-- begin Provided data --
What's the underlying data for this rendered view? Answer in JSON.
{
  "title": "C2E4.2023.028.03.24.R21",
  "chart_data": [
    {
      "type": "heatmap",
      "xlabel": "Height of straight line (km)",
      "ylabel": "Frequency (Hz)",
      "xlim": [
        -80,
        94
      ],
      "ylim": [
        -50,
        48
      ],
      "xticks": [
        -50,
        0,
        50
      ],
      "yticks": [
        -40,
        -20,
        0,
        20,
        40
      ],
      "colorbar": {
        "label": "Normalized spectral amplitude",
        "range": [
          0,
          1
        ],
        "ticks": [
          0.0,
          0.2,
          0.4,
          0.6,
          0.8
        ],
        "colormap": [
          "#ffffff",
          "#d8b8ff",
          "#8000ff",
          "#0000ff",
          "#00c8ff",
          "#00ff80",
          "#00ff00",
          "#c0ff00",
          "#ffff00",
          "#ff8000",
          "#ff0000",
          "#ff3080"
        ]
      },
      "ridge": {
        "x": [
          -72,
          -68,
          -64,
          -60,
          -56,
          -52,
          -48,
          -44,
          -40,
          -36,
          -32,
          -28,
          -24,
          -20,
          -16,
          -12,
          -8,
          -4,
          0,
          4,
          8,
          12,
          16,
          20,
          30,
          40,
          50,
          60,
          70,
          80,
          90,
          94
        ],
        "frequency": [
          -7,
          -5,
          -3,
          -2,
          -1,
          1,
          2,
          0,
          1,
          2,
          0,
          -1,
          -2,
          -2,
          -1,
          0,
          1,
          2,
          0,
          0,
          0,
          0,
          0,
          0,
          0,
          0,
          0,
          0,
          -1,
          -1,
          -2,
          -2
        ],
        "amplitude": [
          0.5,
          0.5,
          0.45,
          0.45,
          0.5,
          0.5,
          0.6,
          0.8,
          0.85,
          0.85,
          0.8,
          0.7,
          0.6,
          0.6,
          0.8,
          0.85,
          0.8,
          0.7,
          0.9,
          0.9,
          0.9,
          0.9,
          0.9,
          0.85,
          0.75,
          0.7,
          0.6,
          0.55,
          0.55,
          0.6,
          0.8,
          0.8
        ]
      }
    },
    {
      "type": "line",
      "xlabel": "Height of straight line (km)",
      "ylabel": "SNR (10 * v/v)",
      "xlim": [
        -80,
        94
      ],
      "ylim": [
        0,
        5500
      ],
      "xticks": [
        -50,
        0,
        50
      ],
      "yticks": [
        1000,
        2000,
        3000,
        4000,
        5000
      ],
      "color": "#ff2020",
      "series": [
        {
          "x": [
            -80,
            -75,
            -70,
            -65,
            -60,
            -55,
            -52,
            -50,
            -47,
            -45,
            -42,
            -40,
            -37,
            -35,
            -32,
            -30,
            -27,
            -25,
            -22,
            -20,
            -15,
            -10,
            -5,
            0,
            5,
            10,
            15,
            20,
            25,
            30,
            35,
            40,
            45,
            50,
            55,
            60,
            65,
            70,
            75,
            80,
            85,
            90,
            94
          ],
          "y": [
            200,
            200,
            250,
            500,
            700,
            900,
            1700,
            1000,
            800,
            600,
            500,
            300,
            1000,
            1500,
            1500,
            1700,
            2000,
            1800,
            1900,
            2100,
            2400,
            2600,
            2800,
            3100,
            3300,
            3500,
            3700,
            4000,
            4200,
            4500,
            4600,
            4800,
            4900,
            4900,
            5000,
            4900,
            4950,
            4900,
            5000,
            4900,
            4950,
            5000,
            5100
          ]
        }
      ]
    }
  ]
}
-- end Provided data --
-- begin Provided data --
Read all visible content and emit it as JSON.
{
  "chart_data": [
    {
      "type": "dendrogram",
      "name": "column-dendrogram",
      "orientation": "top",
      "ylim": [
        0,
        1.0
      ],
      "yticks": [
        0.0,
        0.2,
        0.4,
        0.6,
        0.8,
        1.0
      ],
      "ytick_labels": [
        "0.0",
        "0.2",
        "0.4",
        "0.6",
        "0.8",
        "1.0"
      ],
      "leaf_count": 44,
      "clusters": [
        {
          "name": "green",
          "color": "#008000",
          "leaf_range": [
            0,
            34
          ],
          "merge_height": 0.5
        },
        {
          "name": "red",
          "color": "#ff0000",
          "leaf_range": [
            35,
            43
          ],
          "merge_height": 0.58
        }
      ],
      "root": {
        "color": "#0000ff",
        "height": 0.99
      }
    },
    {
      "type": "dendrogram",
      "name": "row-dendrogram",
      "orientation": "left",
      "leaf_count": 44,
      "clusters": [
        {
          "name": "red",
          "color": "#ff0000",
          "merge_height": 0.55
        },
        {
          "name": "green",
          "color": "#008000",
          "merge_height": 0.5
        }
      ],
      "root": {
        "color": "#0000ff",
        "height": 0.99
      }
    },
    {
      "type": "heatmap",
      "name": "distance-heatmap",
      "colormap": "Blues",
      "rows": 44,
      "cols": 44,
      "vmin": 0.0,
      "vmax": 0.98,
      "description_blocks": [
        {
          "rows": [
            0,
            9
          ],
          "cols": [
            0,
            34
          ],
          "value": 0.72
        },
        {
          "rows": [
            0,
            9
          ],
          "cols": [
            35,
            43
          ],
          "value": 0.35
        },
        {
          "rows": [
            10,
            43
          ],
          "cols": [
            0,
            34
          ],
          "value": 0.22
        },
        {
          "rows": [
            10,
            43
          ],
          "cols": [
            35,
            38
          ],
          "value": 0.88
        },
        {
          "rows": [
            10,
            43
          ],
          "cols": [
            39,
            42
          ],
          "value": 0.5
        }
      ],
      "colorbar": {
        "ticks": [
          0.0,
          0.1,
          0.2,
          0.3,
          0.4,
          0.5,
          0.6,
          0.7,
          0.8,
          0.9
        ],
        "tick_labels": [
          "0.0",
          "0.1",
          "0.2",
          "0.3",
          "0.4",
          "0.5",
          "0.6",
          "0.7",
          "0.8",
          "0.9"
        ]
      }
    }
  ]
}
-- end Provided data --
● Aim: Show the lines from the data above that contain the string "dendrogram".

● Solution:
      "type": "dendrogram",
      "name": "column-dendrogram",
      "type": "dendrogram",
      "name": "row-dendrogram",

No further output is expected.